*** ROWS ***

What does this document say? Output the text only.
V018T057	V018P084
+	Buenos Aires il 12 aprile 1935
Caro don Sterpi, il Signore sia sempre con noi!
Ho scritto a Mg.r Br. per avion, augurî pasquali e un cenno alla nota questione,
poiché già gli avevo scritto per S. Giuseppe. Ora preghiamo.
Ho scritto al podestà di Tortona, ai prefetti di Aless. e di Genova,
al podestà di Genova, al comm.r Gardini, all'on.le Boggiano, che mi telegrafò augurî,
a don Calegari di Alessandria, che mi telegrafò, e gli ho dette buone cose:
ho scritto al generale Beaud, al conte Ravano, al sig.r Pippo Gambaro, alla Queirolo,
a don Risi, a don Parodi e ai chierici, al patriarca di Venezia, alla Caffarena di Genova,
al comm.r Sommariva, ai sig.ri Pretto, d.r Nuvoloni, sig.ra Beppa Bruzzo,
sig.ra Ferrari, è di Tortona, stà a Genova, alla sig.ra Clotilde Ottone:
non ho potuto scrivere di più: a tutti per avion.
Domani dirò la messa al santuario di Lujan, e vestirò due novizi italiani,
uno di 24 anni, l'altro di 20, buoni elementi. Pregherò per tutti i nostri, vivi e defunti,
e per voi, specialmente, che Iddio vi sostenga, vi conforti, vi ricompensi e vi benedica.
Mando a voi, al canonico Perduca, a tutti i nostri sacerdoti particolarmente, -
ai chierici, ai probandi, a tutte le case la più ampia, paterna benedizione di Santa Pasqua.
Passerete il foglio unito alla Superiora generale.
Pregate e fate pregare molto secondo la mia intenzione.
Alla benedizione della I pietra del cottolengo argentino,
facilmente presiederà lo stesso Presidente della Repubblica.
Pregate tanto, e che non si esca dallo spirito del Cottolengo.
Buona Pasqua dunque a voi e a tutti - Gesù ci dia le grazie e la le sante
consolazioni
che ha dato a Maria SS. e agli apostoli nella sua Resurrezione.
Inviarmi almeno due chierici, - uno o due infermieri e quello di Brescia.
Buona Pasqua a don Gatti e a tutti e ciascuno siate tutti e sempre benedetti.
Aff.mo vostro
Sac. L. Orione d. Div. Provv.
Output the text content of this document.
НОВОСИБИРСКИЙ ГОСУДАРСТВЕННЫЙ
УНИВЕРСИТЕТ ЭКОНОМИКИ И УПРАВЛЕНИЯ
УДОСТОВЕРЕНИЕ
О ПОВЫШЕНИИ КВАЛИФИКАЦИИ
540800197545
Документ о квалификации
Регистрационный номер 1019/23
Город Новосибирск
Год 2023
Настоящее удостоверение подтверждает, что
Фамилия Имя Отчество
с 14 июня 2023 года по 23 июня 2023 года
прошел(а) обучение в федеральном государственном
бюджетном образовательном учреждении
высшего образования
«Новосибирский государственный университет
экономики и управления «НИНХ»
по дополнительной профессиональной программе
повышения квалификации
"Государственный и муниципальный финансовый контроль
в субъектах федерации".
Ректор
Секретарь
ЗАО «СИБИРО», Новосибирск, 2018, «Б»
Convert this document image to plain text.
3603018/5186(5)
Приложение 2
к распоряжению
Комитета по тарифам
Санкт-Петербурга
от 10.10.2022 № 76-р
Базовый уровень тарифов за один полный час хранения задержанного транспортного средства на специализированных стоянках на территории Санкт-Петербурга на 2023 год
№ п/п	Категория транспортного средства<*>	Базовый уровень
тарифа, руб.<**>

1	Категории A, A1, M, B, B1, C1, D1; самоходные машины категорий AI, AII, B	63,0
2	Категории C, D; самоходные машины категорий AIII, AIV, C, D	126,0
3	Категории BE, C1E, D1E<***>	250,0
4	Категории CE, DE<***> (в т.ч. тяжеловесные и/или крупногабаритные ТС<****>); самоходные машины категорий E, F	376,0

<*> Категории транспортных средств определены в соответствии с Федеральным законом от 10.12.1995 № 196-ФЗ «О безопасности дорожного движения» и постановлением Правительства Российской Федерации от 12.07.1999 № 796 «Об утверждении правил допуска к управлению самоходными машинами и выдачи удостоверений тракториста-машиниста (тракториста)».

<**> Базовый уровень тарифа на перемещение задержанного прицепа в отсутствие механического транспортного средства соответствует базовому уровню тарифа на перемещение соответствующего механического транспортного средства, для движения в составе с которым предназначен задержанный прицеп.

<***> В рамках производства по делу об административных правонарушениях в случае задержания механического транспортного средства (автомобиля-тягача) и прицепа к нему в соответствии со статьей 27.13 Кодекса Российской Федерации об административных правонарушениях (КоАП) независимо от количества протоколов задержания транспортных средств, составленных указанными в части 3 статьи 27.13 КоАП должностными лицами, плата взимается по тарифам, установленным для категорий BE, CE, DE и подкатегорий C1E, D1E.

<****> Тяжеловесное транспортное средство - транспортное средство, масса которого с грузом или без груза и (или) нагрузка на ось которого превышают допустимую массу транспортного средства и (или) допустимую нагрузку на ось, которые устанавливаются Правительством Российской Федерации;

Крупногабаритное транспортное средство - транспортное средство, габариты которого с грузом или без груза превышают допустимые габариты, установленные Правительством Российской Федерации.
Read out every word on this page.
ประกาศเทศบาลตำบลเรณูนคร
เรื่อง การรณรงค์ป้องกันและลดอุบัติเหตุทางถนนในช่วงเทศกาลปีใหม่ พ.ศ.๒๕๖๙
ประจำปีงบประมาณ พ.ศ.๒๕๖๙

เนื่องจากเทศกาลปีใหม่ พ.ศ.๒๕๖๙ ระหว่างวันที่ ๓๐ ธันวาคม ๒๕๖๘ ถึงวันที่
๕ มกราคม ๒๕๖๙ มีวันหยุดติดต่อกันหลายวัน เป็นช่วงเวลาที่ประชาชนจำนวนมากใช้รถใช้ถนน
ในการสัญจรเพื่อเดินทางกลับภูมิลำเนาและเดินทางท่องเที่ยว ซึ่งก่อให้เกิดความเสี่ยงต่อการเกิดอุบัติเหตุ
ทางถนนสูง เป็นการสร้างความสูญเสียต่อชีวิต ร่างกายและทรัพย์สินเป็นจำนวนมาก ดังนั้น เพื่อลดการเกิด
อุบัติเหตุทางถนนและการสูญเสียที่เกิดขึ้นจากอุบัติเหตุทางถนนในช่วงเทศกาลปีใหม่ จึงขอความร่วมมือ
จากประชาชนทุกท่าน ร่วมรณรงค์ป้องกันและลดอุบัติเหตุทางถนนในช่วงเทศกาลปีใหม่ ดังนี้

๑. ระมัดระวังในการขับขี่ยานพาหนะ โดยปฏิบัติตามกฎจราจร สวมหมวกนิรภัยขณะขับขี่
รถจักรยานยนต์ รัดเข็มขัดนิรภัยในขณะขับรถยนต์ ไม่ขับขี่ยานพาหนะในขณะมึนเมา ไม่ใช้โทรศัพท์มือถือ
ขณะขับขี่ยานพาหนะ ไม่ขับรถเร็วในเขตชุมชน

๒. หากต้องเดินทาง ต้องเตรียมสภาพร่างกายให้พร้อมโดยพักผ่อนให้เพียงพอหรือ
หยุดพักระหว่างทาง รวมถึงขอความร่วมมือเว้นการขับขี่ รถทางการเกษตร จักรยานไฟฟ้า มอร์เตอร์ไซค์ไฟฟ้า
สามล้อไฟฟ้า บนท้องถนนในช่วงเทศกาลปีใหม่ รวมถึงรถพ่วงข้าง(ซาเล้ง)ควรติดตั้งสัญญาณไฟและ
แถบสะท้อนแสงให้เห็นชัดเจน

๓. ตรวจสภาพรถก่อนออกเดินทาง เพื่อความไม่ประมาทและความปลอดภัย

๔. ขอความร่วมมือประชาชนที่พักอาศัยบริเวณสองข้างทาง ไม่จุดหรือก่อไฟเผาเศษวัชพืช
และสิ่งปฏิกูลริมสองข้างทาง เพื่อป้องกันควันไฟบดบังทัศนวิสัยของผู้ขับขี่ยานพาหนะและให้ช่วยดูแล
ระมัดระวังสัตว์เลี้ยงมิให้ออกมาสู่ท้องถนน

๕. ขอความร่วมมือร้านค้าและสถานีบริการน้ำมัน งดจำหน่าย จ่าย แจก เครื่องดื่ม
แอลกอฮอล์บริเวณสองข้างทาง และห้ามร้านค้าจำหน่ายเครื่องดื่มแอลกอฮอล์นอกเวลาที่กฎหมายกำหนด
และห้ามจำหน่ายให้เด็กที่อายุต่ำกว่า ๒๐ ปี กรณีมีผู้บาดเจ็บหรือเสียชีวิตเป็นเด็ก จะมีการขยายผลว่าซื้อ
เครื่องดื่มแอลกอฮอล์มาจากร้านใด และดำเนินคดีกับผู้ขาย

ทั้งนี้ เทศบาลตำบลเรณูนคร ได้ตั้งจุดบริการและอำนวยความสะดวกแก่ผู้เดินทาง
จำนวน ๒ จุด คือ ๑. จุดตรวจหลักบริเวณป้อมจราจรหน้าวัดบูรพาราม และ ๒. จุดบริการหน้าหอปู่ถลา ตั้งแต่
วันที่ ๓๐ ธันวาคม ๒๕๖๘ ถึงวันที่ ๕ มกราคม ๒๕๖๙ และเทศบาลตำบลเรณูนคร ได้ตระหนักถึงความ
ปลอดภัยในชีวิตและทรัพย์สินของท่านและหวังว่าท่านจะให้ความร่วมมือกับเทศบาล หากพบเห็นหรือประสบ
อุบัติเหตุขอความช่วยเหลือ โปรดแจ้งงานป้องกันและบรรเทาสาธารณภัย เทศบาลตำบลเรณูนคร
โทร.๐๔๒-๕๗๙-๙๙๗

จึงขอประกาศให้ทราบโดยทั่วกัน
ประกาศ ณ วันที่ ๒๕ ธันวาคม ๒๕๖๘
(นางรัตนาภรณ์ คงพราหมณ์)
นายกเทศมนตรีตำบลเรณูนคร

***

EXERCISE DESCRIPTION. Within the material above, find the lines that contain the word "นและลดอ"; copy them.

PROBLEM SOLUTION.
เรื่อง การรณรงค์ป้องกันและลดอุบัติเหตุทางถนนในช่วงเทศกาลปีใหม่ พ.ศ.๒๕๖๙
จากประชาชนทุกท่าน ร่วมรณรงค์ป้องกันและลดอุบัติเหตุทางถนนในช่วงเทศกาลปีใหม่ ดังนี้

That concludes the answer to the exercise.